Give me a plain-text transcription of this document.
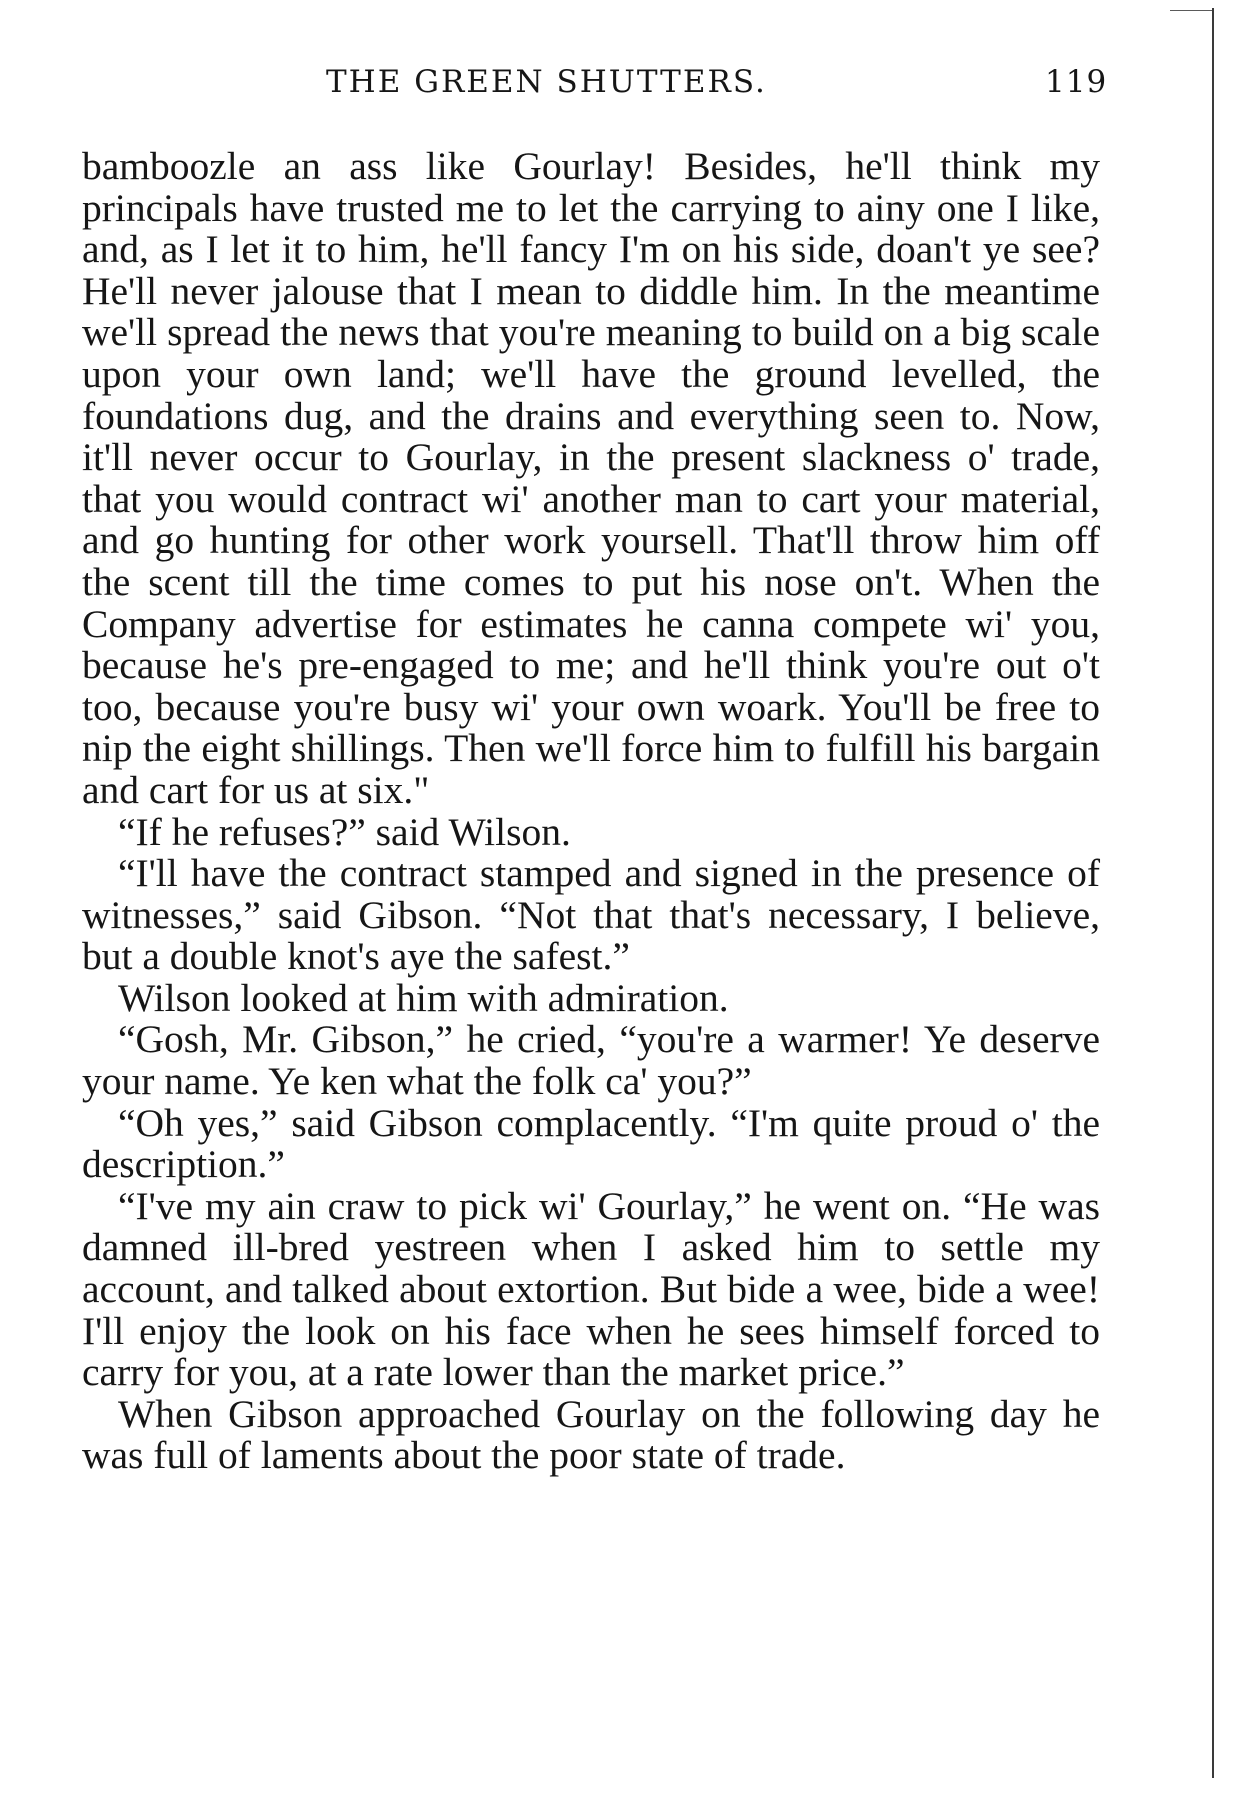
THE GREEN SHUTTERS.	119

bamboozle an ass like Gourlay! Besides, he'll think my principals have trusted me to let the carrying to ainy one I like, and, as I let it to him, he'll fancy I'm on his side, doan't ye see? He'll never jalouse that I mean to diddle him. In the meantime we'll spread the news that you're meaning to build on a big scale upon your own land; we'll have the ground levelled, the foundations dug, and the drains and everything seen to. Now, it'll never occur to Gourlay, in the present slackness o' trade, that you would contract wi' another man to cart your material, and go hunting for other work yoursell. That'll throw him off the scent till the time comes to put his nose on't. When the Company advertise for estimates he canna compete wi' you, because he's pre-engaged to me; and he'll think you're out o't too, because you're busy wi' your own woark. You'll be free to nip the eight shillings. Then we'll force him to fulfill his bargain and cart for us at six."

“If he refuses?” said Wilson.

“I'll have the contract stamped and signed in the presence of witnesses,” said Gibson. “Not that that's necessary, I believe, but a double knot's aye the safest.”

Wilson looked at him with admiration.

“Gosh, Mr. Gibson,” he cried, “you're a warmer! Ye deserve your name. Ye ken what the folk ca' you?”

“Oh yes,” said Gibson complacently. “I'm quite proud o' the description.”

“I've my ain craw to pick wi' Gourlay,” he went on. “He was damned ill-bred yestreen when I asked him to settle my account, and talked about extortion. But bide a wee, bide a wee! I'll enjoy the look on his face when he sees himself forced to carry for you, at a rate lower than the market price.”

When Gibson approached Gourlay on the following day he was full of laments about the poor state of trade.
================
_Written problem:_
Without including any picture, repeat the data exactly.

_Result for this exercise:_
Give me a plain-text transcription of this document.
THE GREEN SHUTTERS.	119

bamboozle an ass like Gourlay! Besides, he'll think my principals have trusted me to let the carrying to ainy one I like, and, as I let it to him, he'll fancy I'm on his side, doan't ye see? He'll never jalouse that I mean to diddle him. In the meantime we'll spread the news that you're meaning to build on a big scale upon your own land; we'll have the ground levelled, the foundations dug, and the drains and everything seen to. Now, it'll never occur to Gourlay, in the present slackness o' trade, that you would contract wi' another man to cart your material, and go hunting for other work yoursell. That'll throw him off the scent till the time comes to put his nose on't. When the Company advertise for estimates he canna compete wi' you, because he's pre-engaged to me; and he'll think you're out o't too, because you're busy wi' your own woark. You'll be free to nip the eight shillings. Then we'll force him to fulfill his bargain and cart for us at six."

“If he refuses?” said Wilson.

“I'll have the contract stamped and signed in the presence of witnesses,” said Gibson. “Not that that's necessary, I believe, but a double knot's aye the safest.”

Wilson looked at him with admiration.

“Gosh, Mr. Gibson,” he cried, “you're a warmer! Ye deserve your name. Ye ken what the folk ca' you?”

“Oh yes,” said Gibson complacently. “I'm quite proud o' the description.”

“I've my ain craw to pick wi' Gourlay,” he went on. “He was damned ill-bred yestreen when I asked him to settle my account, and talked about extortion. But bide a wee, bide a wee! I'll enjoy the look on his face when he sees himself forced to carry for you, at a rate lower than the market price.”

When Gibson approached Gourlay on the following day he was full of laments about the poor state of trade.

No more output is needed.